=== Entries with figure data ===
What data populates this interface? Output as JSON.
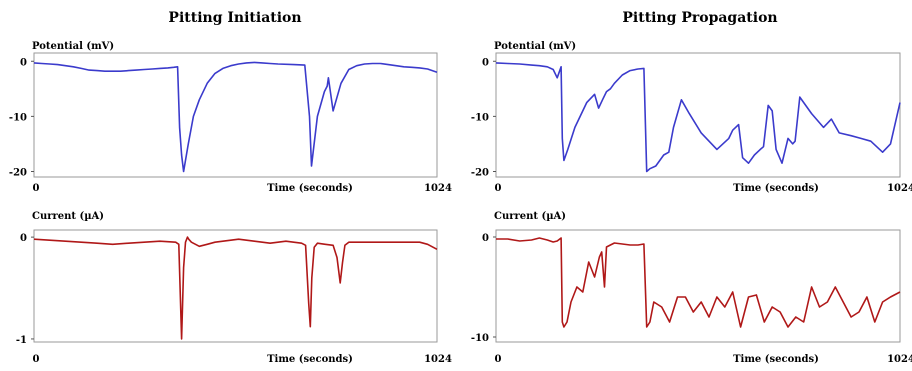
{
  "colors": {
    "potential": "#3b3bcc",
    "current": "#b01818",
    "frame": "#9a9a9a"
  },
  "groups": [
    {
      "title": "Pitting Initiation"
    },
    {
      "title": "Pitting Propagation"
    }
  ],
  "chart_data": [
    {
      "type": "line",
      "group": 0,
      "series_color": "potential",
      "title": "Potential (mV)",
      "xlabel": "Time (seconds)",
      "xlim": [
        0,
        1024
      ],
      "ylim": [
        -21,
        1.5
      ],
      "x_ticks": [
        "0",
        "1024"
      ],
      "y_ticks": [
        {
          "value": 0,
          "label": "0"
        },
        {
          "value": -10,
          "label": "-10"
        },
        {
          "value": -20,
          "label": "-20"
        }
      ],
      "series": [
        {
          "x": [
            0,
            20,
            40,
            60,
            80,
            100,
            120,
            140,
            160,
            180,
            200,
            220,
            240,
            260,
            280,
            300,
            320,
            340,
            355,
            365,
            370,
            375,
            380,
            392,
            405,
            420,
            440,
            460,
            480,
            500,
            520,
            540,
            560,
            580,
            600,
            620,
            660,
            688,
            700,
            705,
            720,
            738,
            745,
            748,
            760,
            780,
            800,
            820,
            840,
            860,
            880,
            900,
            920,
            940,
            960,
            980,
            1000,
            1024
          ],
          "y": [
            -0.3,
            -0.4,
            -0.5,
            -0.6,
            -0.8,
            -1.0,
            -1.3,
            -1.6,
            -1.7,
            -1.8,
            -1.8,
            -1.8,
            -1.7,
            -1.6,
            -1.5,
            -1.4,
            -1.3,
            -1.2,
            -1.1,
            -1.0,
            -12.0,
            -17.0,
            -20.0,
            -15.0,
            -10.0,
            -7.0,
            -4.0,
            -2.2,
            -1.3,
            -0.8,
            -0.5,
            -0.3,
            -0.2,
            -0.3,
            -0.4,
            -0.5,
            -0.6,
            -0.7,
            -10.0,
            -19.0,
            -10.0,
            -5.5,
            -4.5,
            -3.0,
            -9.0,
            -4.0,
            -1.5,
            -0.8,
            -0.5,
            -0.4,
            -0.4,
            -0.6,
            -0.8,
            -1.0,
            -1.1,
            -1.2,
            -1.4,
            -2.0
          ]
        }
      ]
    },
    {
      "type": "line",
      "group": 0,
      "series_color": "current",
      "title": "Current (µA)",
      "xlabel": "Time (seconds)",
      "xlim": [
        0,
        1024
      ],
      "ylim": [
        -1.03,
        0.07
      ],
      "x_ticks": [
        "0",
        "1024"
      ],
      "y_ticks": [
        {
          "value": 0,
          "label": "0"
        },
        {
          "value": -1,
          "label": "-1"
        }
      ],
      "series": [
        {
          "x": [
            0,
            40,
            80,
            120,
            160,
            200,
            240,
            280,
            320,
            360,
            368,
            375,
            380,
            385,
            390,
            393,
            400,
            420,
            440,
            460,
            480,
            500,
            520,
            540,
            560,
            580,
            600,
            620,
            640,
            660,
            680,
            690,
            698,
            702,
            706,
            712,
            720,
            740,
            760,
            770,
            778,
            784,
            790,
            800,
            820,
            840,
            860,
            880,
            900,
            920,
            940,
            960,
            980,
            1000,
            1024
          ],
          "y": [
            -0.02,
            -0.03,
            -0.04,
            -0.05,
            -0.06,
            -0.07,
            -0.06,
            -0.05,
            -0.04,
            -0.05,
            -0.07,
            -1.0,
            -0.3,
            -0.05,
            0.0,
            -0.02,
            -0.05,
            -0.09,
            -0.07,
            -0.05,
            -0.04,
            -0.03,
            -0.02,
            -0.03,
            -0.04,
            -0.05,
            -0.06,
            -0.05,
            -0.04,
            -0.05,
            -0.06,
            -0.08,
            -0.65,
            -0.88,
            -0.4,
            -0.1,
            -0.06,
            -0.07,
            -0.08,
            -0.2,
            -0.45,
            -0.25,
            -0.08,
            -0.05,
            -0.05,
            -0.05,
            -0.05,
            -0.05,
            -0.05,
            -0.05,
            -0.05,
            -0.05,
            -0.05,
            -0.07,
            -0.12
          ]
        }
      ]
    },
    {
      "type": "line",
      "group": 1,
      "series_color": "potential",
      "title": "Potential (mV)",
      "xlabel": "Time (seconds)",
      "xlim": [
        0,
        1024
      ],
      "ylim": [
        -21,
        1.5
      ],
      "x_ticks": [
        "0",
        "1024"
      ],
      "y_ticks": [
        {
          "value": 0,
          "label": "0"
        },
        {
          "value": -10,
          "label": "-10"
        },
        {
          "value": -20,
          "label": "-20"
        }
      ],
      "series": [
        {
          "x": [
            0,
            30,
            60,
            90,
            110,
            130,
            145,
            155,
            165,
            168,
            172,
            182,
            200,
            230,
            250,
            260,
            270,
            280,
            290,
            300,
            320,
            340,
            360,
            375,
            382,
            390,
            405,
            425,
            438,
            450,
            470,
            490,
            520,
            560,
            590,
            600,
            615,
            625,
            640,
            655,
            670,
            678,
            690,
            700,
            710,
            725,
            740,
            752,
            758,
            770,
            800,
            830,
            850,
            870,
            900,
            925,
            950,
            980,
            1000,
            1024
          ],
          "y": [
            -0.3,
            -0.4,
            -0.5,
            -0.7,
            -0.8,
            -1.0,
            -1.5,
            -3.0,
            -1.0,
            -14.0,
            -18.0,
            -16.0,
            -12.0,
            -7.5,
            -6.0,
            -8.5,
            -7.0,
            -5.5,
            -5.0,
            -4.0,
            -2.5,
            -1.7,
            -1.4,
            -1.3,
            -20.0,
            -19.5,
            -19.0,
            -17.0,
            -16.5,
            -12.0,
            -7.0,
            -9.5,
            -13.0,
            -16.0,
            -14.0,
            -12.5,
            -11.5,
            -17.5,
            -18.5,
            -17.0,
            -16.0,
            -15.5,
            -8.0,
            -9.0,
            -16.0,
            -18.5,
            -14.0,
            -15.0,
            -14.5,
            -6.5,
            -9.5,
            -12.0,
            -10.5,
            -13.0,
            -13.5,
            -14.0,
            -14.5,
            -16.5,
            -15.0,
            -7.5
          ]
        }
      ]
    },
    {
      "type": "line",
      "group": 1,
      "series_color": "current",
      "title": "Current (µA)",
      "xlabel": "Time (seconds)",
      "xlim": [
        0,
        1024
      ],
      "ylim": [
        -10.5,
        0.7
      ],
      "x_ticks": [
        "0",
        "1024"
      ],
      "y_ticks": [
        {
          "value": 0,
          "label": "0"
        },
        {
          "value": -10,
          "label": "-10"
        }
      ],
      "series": [
        {
          "x": [
            0,
            30,
            60,
            90,
            110,
            130,
            145,
            155,
            165,
            168,
            172,
            180,
            190,
            205,
            220,
            235,
            250,
            262,
            268,
            275,
            280,
            290,
            300,
            320,
            340,
            360,
            375,
            382,
            390,
            400,
            420,
            440,
            460,
            480,
            500,
            520,
            540,
            560,
            580,
            600,
            620,
            640,
            660,
            680,
            700,
            720,
            740,
            760,
            780,
            800,
            820,
            840,
            860,
            880,
            900,
            920,
            940,
            960,
            980,
            1000,
            1024
          ],
          "y": [
            -0.2,
            -0.2,
            -0.4,
            -0.3,
            -0.1,
            -0.3,
            -0.5,
            -0.4,
            -0.1,
            -8.5,
            -9.0,
            -8.5,
            -6.5,
            -5.0,
            -5.5,
            -2.5,
            -4.0,
            -2.0,
            -1.5,
            -5.0,
            -1.0,
            -0.8,
            -0.6,
            -0.7,
            -0.8,
            -0.8,
            -0.7,
            -9.0,
            -8.5,
            -6.5,
            -7.0,
            -8.5,
            -6.0,
            -6.0,
            -7.5,
            -6.5,
            -8.0,
            -6.0,
            -7.0,
            -5.5,
            -9.0,
            -6.0,
            -5.8,
            -8.5,
            -7.0,
            -7.5,
            -9.0,
            -8.0,
            -8.5,
            -5.0,
            -7.0,
            -6.5,
            -5.0,
            -6.5,
            -8.0,
            -7.5,
            -6.0,
            -8.5,
            -6.5,
            -6.0,
            -5.5
          ]
        }
      ]
    }
  ]
}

=== What is asked ===
Extract all lines from the data in which "Pitting" is found.

=== Reply to the exercise ===
      "title": "Pitting Initiation"
      "title": "Pitting Propagation"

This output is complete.